== WHAT TO PRODUCE ==
Copy out every record below exactly as written, but leave out any pictures.

[Part of a data file]
****

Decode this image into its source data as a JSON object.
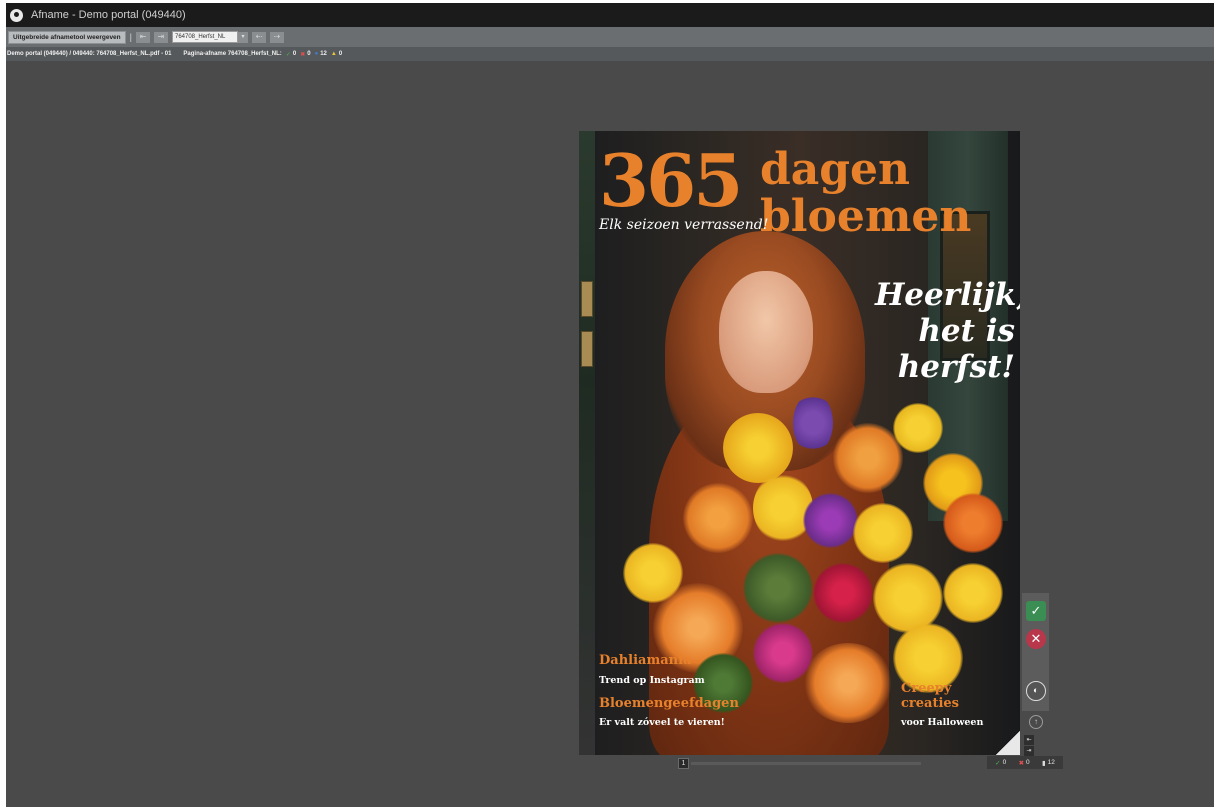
{
  "window": {
    "title": "Afname - Demo portal (049440)"
  },
  "toolbar": {
    "advanced_button": "Uitgebreide afnametool weergeven",
    "separator": "|",
    "prev_page": "⇤",
    "next_page": "⇥",
    "file_select_value": "764708_Herfst_NL",
    "dropdown_arrow": "▾",
    "back": "⇠",
    "forward": "⇢"
  },
  "infobar": {
    "path": "Demo portal (049440) / 049440: 764708_Herfst_NL.pdf - 01",
    "page_label": "Pagina-afname 764708_Herfst_NL:",
    "approved_count": "0",
    "rejected_count": "0",
    "comments_count": "12",
    "warnings_count": "0"
  },
  "magazine": {
    "number": "365",
    "word1": "dagen",
    "word2": "bloemen",
    "tagline": "Elk seizoen verrassend!",
    "script_line1": "Heerlijk,",
    "script_line2": "het is",
    "script_line3": "herfst!",
    "dahlia_title": "Dahliamania",
    "dahlia_sub": "Trend op Instagram",
    "bloemen_title": "Bloemengeefdagen",
    "bloemen_sub": "Er valt zóveel te vieren!",
    "creepy_title": "Creepy creaties",
    "creepy_sub": "voor Halloween"
  },
  "sidepanel": {
    "approve_icon": "✓",
    "reject_icon": "✕",
    "compare_icon": "◐",
    "up_icon": "↑",
    "nav_first": "⇤",
    "nav_last": "⇥"
  },
  "bottom": {
    "page_number": "1",
    "status_approved": "0",
    "status_rejected": "0",
    "status_comments": "12"
  },
  "colors": {
    "accent_orange": "#e8812b",
    "approve_green": "#3a8d53",
    "reject_red": "#b8374b",
    "background": "#4a4a4a"
  }
}
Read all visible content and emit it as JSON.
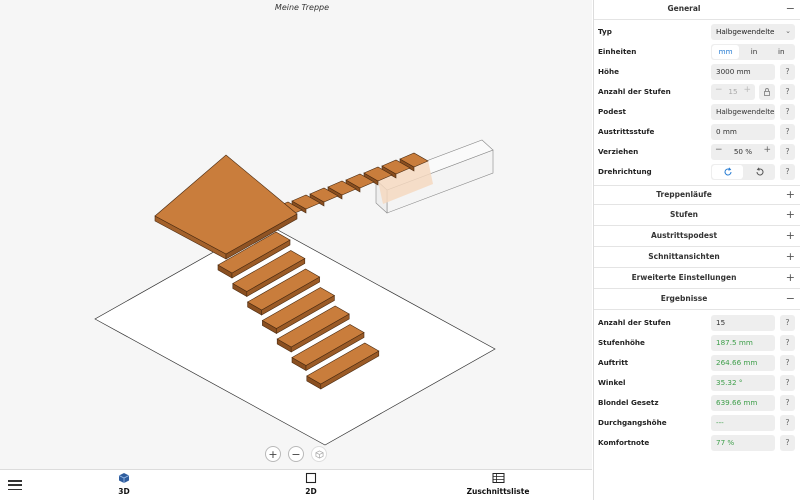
{
  "scene": {
    "title": "Meine Treppe"
  },
  "zoom": {
    "in_label": "+",
    "out_label": "−",
    "reset_icon": "cube-outline-icon"
  },
  "bottom_tabs": [
    {
      "label": "3D",
      "icon": "cube-icon",
      "active": true
    },
    {
      "label": "2D",
      "icon": "square-icon",
      "active": false
    },
    {
      "label": "Zuschnittsliste",
      "icon": "table-icon",
      "active": false
    }
  ],
  "colors": {
    "wood": "#c97d3c",
    "wood_edge": "#4a2a10",
    "accent_blue": "#2a7ed3",
    "result_green": "#3f9f4b"
  },
  "general": {
    "title": "General",
    "toggle": "−",
    "typ": {
      "label": "Typ",
      "value": "Halbgewendelte"
    },
    "einheiten": {
      "label": "Einheiten",
      "options": [
        "mm",
        "in",
        "in"
      ],
      "selected": "mm"
    },
    "hoehe": {
      "label": "Höhe",
      "value": "3000 mm"
    },
    "stufen": {
      "label": "Anzahl der Stufen",
      "value": "15"
    },
    "podest": {
      "label": "Podest",
      "value": "Halbgewendelte"
    },
    "austritt": {
      "label": "Austrittsstufe",
      "value": "0 mm"
    },
    "verziehen": {
      "label": "Verziehen",
      "value": "50 %",
      "minus": "−",
      "plus": "+"
    },
    "dreh": {
      "label": "Drehrichtung"
    },
    "help": "?"
  },
  "sections": [
    {
      "title": "Treppenläufe",
      "toggle": "+"
    },
    {
      "title": "Stufen",
      "toggle": "+"
    },
    {
      "title": "Austrittspodest",
      "toggle": "+"
    },
    {
      "title": "Schnittansichten",
      "toggle": "+"
    },
    {
      "title": "Erweiterte Einstellungen",
      "toggle": "+"
    }
  ],
  "results": {
    "title": "Ergebnisse",
    "toggle": "−",
    "rows": [
      {
        "label": "Anzahl der Stufen",
        "value": "15",
        "green": false
      },
      {
        "label": "Stufenhöhe",
        "value": "187.5 mm",
        "green": true
      },
      {
        "label": "Auftritt",
        "value": "264.66 mm",
        "green": true
      },
      {
        "label": "Winkel",
        "value": "35.32 °",
        "green": true
      },
      {
        "label": "Blondel Gesetz",
        "value": "639.66 mm",
        "green": true
      },
      {
        "label": "Durchgangshöhe",
        "value": "---",
        "green": true
      },
      {
        "label": "Komfortnote",
        "value": "77 %",
        "green": true
      }
    ]
  }
}
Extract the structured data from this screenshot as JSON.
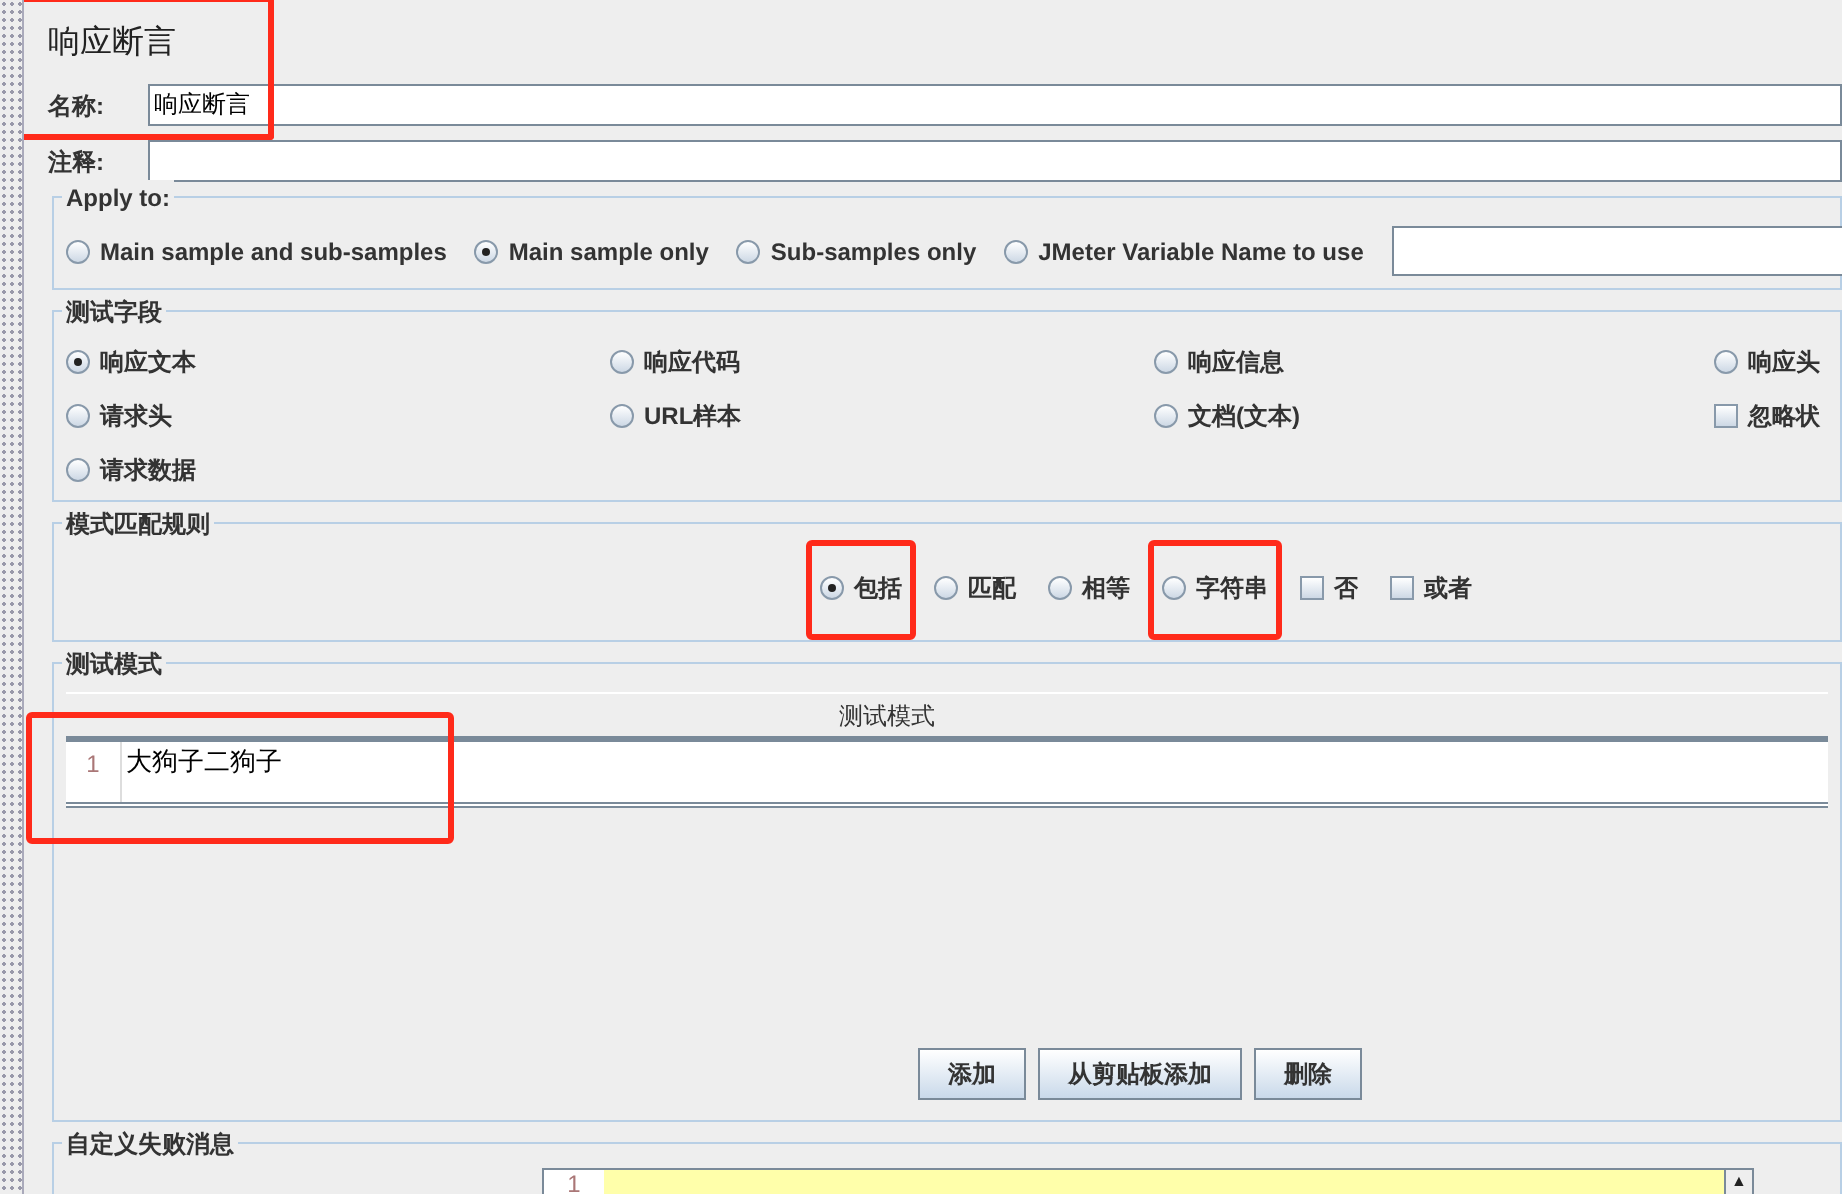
{
  "title": {
    "text": "响应断言",
    "highlighted": true
  },
  "name_field": {
    "label": "名称:",
    "value": "响应断言",
    "highlighted": true
  },
  "comment_field": {
    "label": "注释:"
  },
  "apply_to": {
    "legend": "Apply to:",
    "options": [
      {
        "label": "Main sample and sub-samples",
        "selected": false
      },
      {
        "label": "Main sample only",
        "selected": true
      },
      {
        "label": "Sub-samples only",
        "selected": false
      },
      {
        "label": "JMeter Variable Name to use",
        "selected": false
      }
    ]
  },
  "test_field": {
    "legend": "测试字段",
    "options": [
      {
        "kind": "radio",
        "label": "响应文本",
        "selected": true
      },
      {
        "kind": "radio",
        "label": "响应代码",
        "selected": false
      },
      {
        "kind": "radio",
        "label": "响应信息",
        "selected": false
      },
      {
        "kind": "radio",
        "label": "响应头",
        "selected": false
      },
      {
        "kind": "radio",
        "label": "请求头",
        "selected": false
      },
      {
        "kind": "radio",
        "label": "URL样本",
        "selected": false
      },
      {
        "kind": "radio",
        "label": "文档(文本)",
        "selected": false
      },
      {
        "kind": "checkbox",
        "label": "忽略状",
        "checked": false
      },
      {
        "kind": "radio",
        "label": "请求数据",
        "selected": false
      }
    ]
  },
  "pattern_rules": {
    "legend": "模式匹配规则",
    "options": [
      {
        "kind": "radio",
        "label": "包括",
        "selected": true,
        "highlighted": true
      },
      {
        "kind": "radio",
        "label": "匹配",
        "selected": false,
        "highlighted": false
      },
      {
        "kind": "radio",
        "label": "相等",
        "selected": false,
        "highlighted": false
      },
      {
        "kind": "radio",
        "label": "字符串",
        "selected": false,
        "highlighted": true
      },
      {
        "kind": "checkbox",
        "label": "否",
        "checked": false,
        "highlighted": false
      },
      {
        "kind": "checkbox",
        "label": "或者",
        "checked": false,
        "highlighted": false
      }
    ]
  },
  "test_patterns": {
    "legend": "测试模式",
    "column": "测试模式",
    "rows": [
      {
        "line": "1",
        "text": "大狗子二狗子",
        "highlighted": true
      }
    ],
    "buttons": [
      "添加",
      "从剪贴板添加",
      "删除"
    ]
  },
  "failure_message": {
    "legend": "自定义失败消息",
    "line": "1",
    "scroll_up": "▲"
  }
}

****

== ANSWER TO THIS EXERCISE ==
Decode this image into its source data as a JSON object.
{
  "window": {
    "title": "Afname - Demo portal (049440)"
  },
  "toolbar": {
    "advanced_button": "Uitgebreide afnametool weergeven",
    "separator": "|",
    "prev_page": "⇤",
    "next_page": "⇥",
    "file_select_value": "764708_Herfst_NL",
    "dropdown_arrow": "▾",
    "back": "⇠",
    "forward": "⇢"
  },
  "infobar": {
    "path": "Demo portal (049440) / 049440: 764708_Herfst_NL.pdf - 01",
    "page_label": "Pagina-afname 764708_Herfst_NL:",
    "approved_count": "0",
    "rejected_count": "0",
    "comments_count": "12",
    "warnings_count": "0"
  },
  "magazine": {
    "number": "365",
    "word1": "dagen",
    "word2": "bloemen",
    "tagline": "Elk seizoen verrassend!",
    "script_line1": "Heerlijk,",
    "script_line2": "het is",
    "script_line3": "herfst!",
    "dahlia_title": "Dahliamania",
    "dahlia_sub": "Trend op Instagram",
    "bloemen_title": "Bloemengeefdagen",
    "bloemen_sub": "Er valt zóveel te vieren!",
    "creepy_title": "Creepy creaties",
    "creepy_sub": "voor Halloween"
  },
  "sidepanel": {
    "approve_icon": "✓",
    "reject_icon": "✕",
    "compare_icon": "◐",
    "up_icon": "↑",
    "nav_first": "⇤",
    "nav_last": "⇥"
  },
  "bottom": {
    "page_number": "1",
    "status_approved": "0",
    "status_rejected": "0",
    "status_comments": "12"
  },
  "colors": {
    "accent_orange": "#e8812b",
    "approve_green": "#3a8d53",
    "reject_red": "#b8374b",
    "background": "#4a4a4a"
  }
}
Read all visible content and emit it as JSON.
{
  "scene": {
    "title": "Meine Treppe"
  },
  "zoom": {
    "in_label": "+",
    "out_label": "−",
    "reset_icon": "cube-outline-icon"
  },
  "bottom_tabs": [
    {
      "label": "3D",
      "icon": "cube-icon",
      "active": true
    },
    {
      "label": "2D",
      "icon": "square-icon",
      "active": false
    },
    {
      "label": "Zuschnittsliste",
      "icon": "table-icon",
      "active": false
    }
  ],
  "colors": {
    "wood": "#c97d3c",
    "wood_edge": "#4a2a10",
    "accent_blue": "#2a7ed3",
    "result_green": "#3f9f4b"
  },
  "general": {
    "title": "General",
    "toggle": "−",
    "typ": {
      "label": "Typ",
      "value": "Halbgewendelte"
    },
    "einheiten": {
      "label": "Einheiten",
      "options": [
        "mm",
        "in",
        "in"
      ],
      "selected": "mm"
    },
    "hoehe": {
      "label": "Höhe",
      "value": "3000 mm"
    },
    "stufen": {
      "label": "Anzahl der Stufen",
      "value": "15"
    },
    "podest": {
      "label": "Podest",
      "value": "Halbgewendelte"
    },
    "austritt": {
      "label": "Austrittsstufe",
      "value": "0 mm"
    },
    "verziehen": {
      "label": "Verziehen",
      "value": "50 %",
      "minus": "−",
      "plus": "+"
    },
    "dreh": {
      "label": "Drehrichtung"
    },
    "help": "?"
  },
  "sections": [
    {
      "title": "Treppenläufe",
      "toggle": "+"
    },
    {
      "title": "Stufen",
      "toggle": "+"
    },
    {
      "title": "Austrittspodest",
      "toggle": "+"
    },
    {
      "title": "Schnittansichten",
      "toggle": "+"
    },
    {
      "title": "Erweiterte Einstellungen",
      "toggle": "+"
    }
  ],
  "results": {
    "title": "Ergebnisse",
    "toggle": "−",
    "rows": [
      {
        "label": "Anzahl der Stufen",
        "value": "15",
        "green": false
      },
      {
        "label": "Stufenhöhe",
        "value": "187.5 mm",
        "green": true
      },
      {
        "label": "Auftritt",
        "value": "264.66 mm",
        "green": true
      },
      {
        "label": "Winkel",
        "value": "35.32 °",
        "green": true
      },
      {
        "label": "Blondel Gesetz",
        "value": "639.66 mm",
        "green": true
      },
      {
        "label": "Durchgangshöhe",
        "value": "---",
        "green": true
      },
      {
        "label": "Komfortnote",
        "value": "77 %",
        "green": true
      }
    ]
  }
}
Extract the structured data from this screenshot as JSON.
{
  "title": {
    "text": "响应断言",
    "highlighted": true
  },
  "name_field": {
    "label": "名称:",
    "value": "响应断言",
    "highlighted": true
  },
  "comment_field": {
    "label": "注释:"
  },
  "apply_to": {
    "legend": "Apply to:",
    "options": [
      {
        "label": "Main sample and sub-samples",
        "selected": false
      },
      {
        "label": "Main sample only",
        "selected": true
      },
      {
        "label": "Sub-samples only",
        "selected": false
      },
      {
        "label": "JMeter Variable Name to use",
        "selected": false
      }
    ]
  },
  "test_field": {
    "legend": "测试字段",
    "options": [
      {
        "kind": "radio",
        "label": "响应文本",
        "selected": true
      },
      {
        "kind": "radio",
        "label": "响应代码",
        "selected": false
      },
      {
        "kind": "radio",
        "label": "响应信息",
        "selected": false
      },
      {
        "kind": "radio",
        "label": "响应头",
        "selected": false
      },
      {
        "kind": "radio",
        "label": "请求头",
        "selected": false
      },
      {
        "kind": "radio",
        "label": "URL样本",
        "selected": false
      },
      {
        "kind": "radio",
        "label": "文档(文本)",
        "selected": false
      },
      {
        "kind": "checkbox",
        "label": "忽略状",
        "checked": false
      },
      {
        "kind": "radio",
        "label": "请求数据",
        "selected": false
      }
    ]
  },
  "pattern_rules": {
    "legend": "模式匹配规则",
    "options": [
      {
        "kind": "radio",
        "label": "包括",
        "selected": true,
        "highlighted": true
      },
      {
        "kind": "radio",
        "label": "匹配",
        "selected": false,
        "highlighted": false
      },
      {
        "kind": "radio",
        "label": "相等",
        "selected": false,
        "highlighted": false
      },
      {
        "kind": "radio",
        "label": "字符串",
        "selected": false,
        "highlighted": true
      },
      {
        "kind": "checkbox",
        "label": "否",
        "checked": false,
        "highlighted": false
      },
      {
        "kind": "checkbox",
        "label": "或者",
        "checked": false,
        "highlighted": false
      }
    ]
  },
  "test_patterns": {
    "legend": "测试模式",
    "column": "测试模式",
    "rows": [
      {
        "line": "1",
        "text": "大狗子二狗子",
        "highlighted": true
      }
    ],
    "buttons": [
      "添加",
      "从剪贴板添加",
      "删除"
    ]
  },
  "failure_message": {
    "legend": "自定义失败消息",
    "line": "1",
    "scroll_up": "▲"
  }
}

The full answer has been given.